TASK GOAL >>
Set the data down again, exactly as it reads, but without the pictures.

GIVEN INFORMATION >>

======

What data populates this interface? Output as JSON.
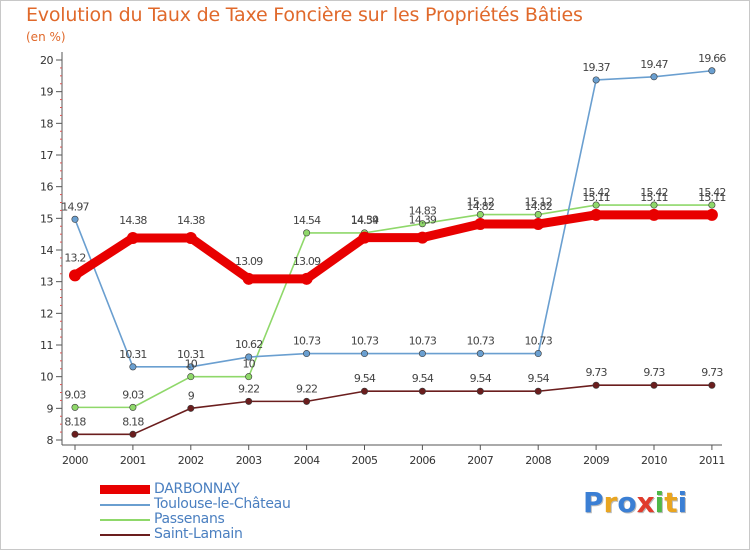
{
  "header": {
    "title": "Evolution du Taux de Taxe Foncière sur les Propriétés Bâties",
    "subtitle": "(en %)"
  },
  "logo": {
    "letters": [
      "P",
      "r",
      "o",
      "x",
      "i",
      "t",
      "i"
    ],
    "colors": [
      "#3b7fd4",
      "#e9a520",
      "#3b7fd4",
      "#e03c2c",
      "#4fb848",
      "#e9a520",
      "#3b7fd4"
    ]
  },
  "chart_data": {
    "type": "line",
    "title": "Evolution du Taux de Taxe Foncière sur les Propriétés Bâties",
    "ylabel": "(en %)",
    "xlabel": "",
    "ylim": [
      8,
      20
    ],
    "yticks": [
      "8",
      "9",
      "10",
      "11",
      "12",
      "13",
      "14",
      "15",
      "16",
      "17",
      "18",
      "19",
      "20"
    ],
    "x": [
      "2000",
      "2001",
      "2002",
      "2003",
      "2004",
      "2005",
      "2006",
      "2007",
      "2008",
      "2009",
      "2010",
      "2011"
    ],
    "series": [
      {
        "name": "Saint-Lamain",
        "color": "#6b1e1e",
        "values": [
          8.18,
          8.18,
          9,
          9.22,
          9.22,
          9.54,
          9.54,
          9.54,
          9.54,
          9.73,
          9.73,
          9.73
        ],
        "labels": [
          "8.18",
          "8.18",
          "9",
          "9.22",
          "9.22",
          "9.54",
          "9.54",
          "9.54",
          "9.54",
          "9.73",
          "9.73",
          "9.73"
        ]
      },
      {
        "name": "Passenans",
        "color": "#8fd86a",
        "values": [
          9.03,
          9.03,
          10,
          10,
          14.54,
          14.54,
          14.83,
          15.12,
          15.12,
          15.42,
          15.42,
          15.42
        ],
        "labels": [
          "9.03",
          "9.03",
          "10",
          "10",
          "14.54",
          "14.54",
          "14.83",
          "15.12",
          "15.12",
          "15.42",
          "15.42",
          "15.42"
        ]
      },
      {
        "name": "Toulouse-le-Château",
        "color": "#6a9fd0",
        "values": [
          14.97,
          10.31,
          10.31,
          10.62,
          10.73,
          10.73,
          10.73,
          10.73,
          10.73,
          19.37,
          19.47,
          19.66
        ],
        "labels": [
          "14.97",
          "10.31",
          "10.31",
          "10.62",
          "10.73",
          "10.73",
          "10.73",
          "10.73",
          "10.73",
          "19.37",
          "19.47",
          "19.66"
        ]
      },
      {
        "name": "DARBONNAY",
        "color": "#e80000",
        "values": [
          13.2,
          14.38,
          14.38,
          13.09,
          13.09,
          14.39,
          14.39,
          14.82,
          14.82,
          15.11,
          15.11,
          15.11
        ],
        "labels": [
          "13.2",
          "14.38",
          "14.38",
          "13.09",
          "13.09",
          "14.39",
          "14.39",
          "14.82",
          "14.82",
          "15.11",
          "15.11",
          "15.11"
        ]
      }
    ],
    "legend_order": [
      "DARBONNAY",
      "Toulouse-le-Château",
      "Passenans",
      "Saint-Lamain"
    ],
    "grid": false,
    "legend": "bottom-left"
  }
}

======

EXPECTED ANSWER >>
What data populates this interface? Output as JSON.
{
  "header": {
    "title": "Evolution du Taux de Taxe Foncière sur les Propriétés Bâties",
    "subtitle": "(en %)"
  },
  "logo": {
    "letters": [
      "P",
      "r",
      "o",
      "x",
      "i",
      "t",
      "i"
    ],
    "colors": [
      "#3b7fd4",
      "#e9a520",
      "#3b7fd4",
      "#e03c2c",
      "#4fb848",
      "#e9a520",
      "#3b7fd4"
    ]
  },
  "chart_data": {
    "type": "line",
    "title": "Evolution du Taux de Taxe Foncière sur les Propriétés Bâties",
    "ylabel": "(en %)",
    "xlabel": "",
    "ylim": [
      8,
      20
    ],
    "yticks": [
      "8",
      "9",
      "10",
      "11",
      "12",
      "13",
      "14",
      "15",
      "16",
      "17",
      "18",
      "19",
      "20"
    ],
    "x": [
      "2000",
      "2001",
      "2002",
      "2003",
      "2004",
      "2005",
      "2006",
      "2007",
      "2008",
      "2009",
      "2010",
      "2011"
    ],
    "series": [
      {
        "name": "Saint-Lamain",
        "color": "#6b1e1e",
        "values": [
          8.18,
          8.18,
          9,
          9.22,
          9.22,
          9.54,
          9.54,
          9.54,
          9.54,
          9.73,
          9.73,
          9.73
        ],
        "labels": [
          "8.18",
          "8.18",
          "9",
          "9.22",
          "9.22",
          "9.54",
          "9.54",
          "9.54",
          "9.54",
          "9.73",
          "9.73",
          "9.73"
        ]
      },
      {
        "name": "Passenans",
        "color": "#8fd86a",
        "values": [
          9.03,
          9.03,
          10,
          10,
          14.54,
          14.54,
          14.83,
          15.12,
          15.12,
          15.42,
          15.42,
          15.42
        ],
        "labels": [
          "9.03",
          "9.03",
          "10",
          "10",
          "14.54",
          "14.54",
          "14.83",
          "15.12",
          "15.12",
          "15.42",
          "15.42",
          "15.42"
        ]
      },
      {
        "name": "Toulouse-le-Château",
        "color": "#6a9fd0",
        "values": [
          14.97,
          10.31,
          10.31,
          10.62,
          10.73,
          10.73,
          10.73,
          10.73,
          10.73,
          19.37,
          19.47,
          19.66
        ],
        "labels": [
          "14.97",
          "10.31",
          "10.31",
          "10.62",
          "10.73",
          "10.73",
          "10.73",
          "10.73",
          "10.73",
          "19.37",
          "19.47",
          "19.66"
        ]
      },
      {
        "name": "DARBONNAY",
        "color": "#e80000",
        "values": [
          13.2,
          14.38,
          14.38,
          13.09,
          13.09,
          14.39,
          14.39,
          14.82,
          14.82,
          15.11,
          15.11,
          15.11
        ],
        "labels": [
          "13.2",
          "14.38",
          "14.38",
          "13.09",
          "13.09",
          "14.39",
          "14.39",
          "14.82",
          "14.82",
          "15.11",
          "15.11",
          "15.11"
        ]
      }
    ],
    "legend_order": [
      "DARBONNAY",
      "Toulouse-le-Château",
      "Passenans",
      "Saint-Lamain"
    ],
    "grid": false,
    "legend": "bottom-left"
  }
}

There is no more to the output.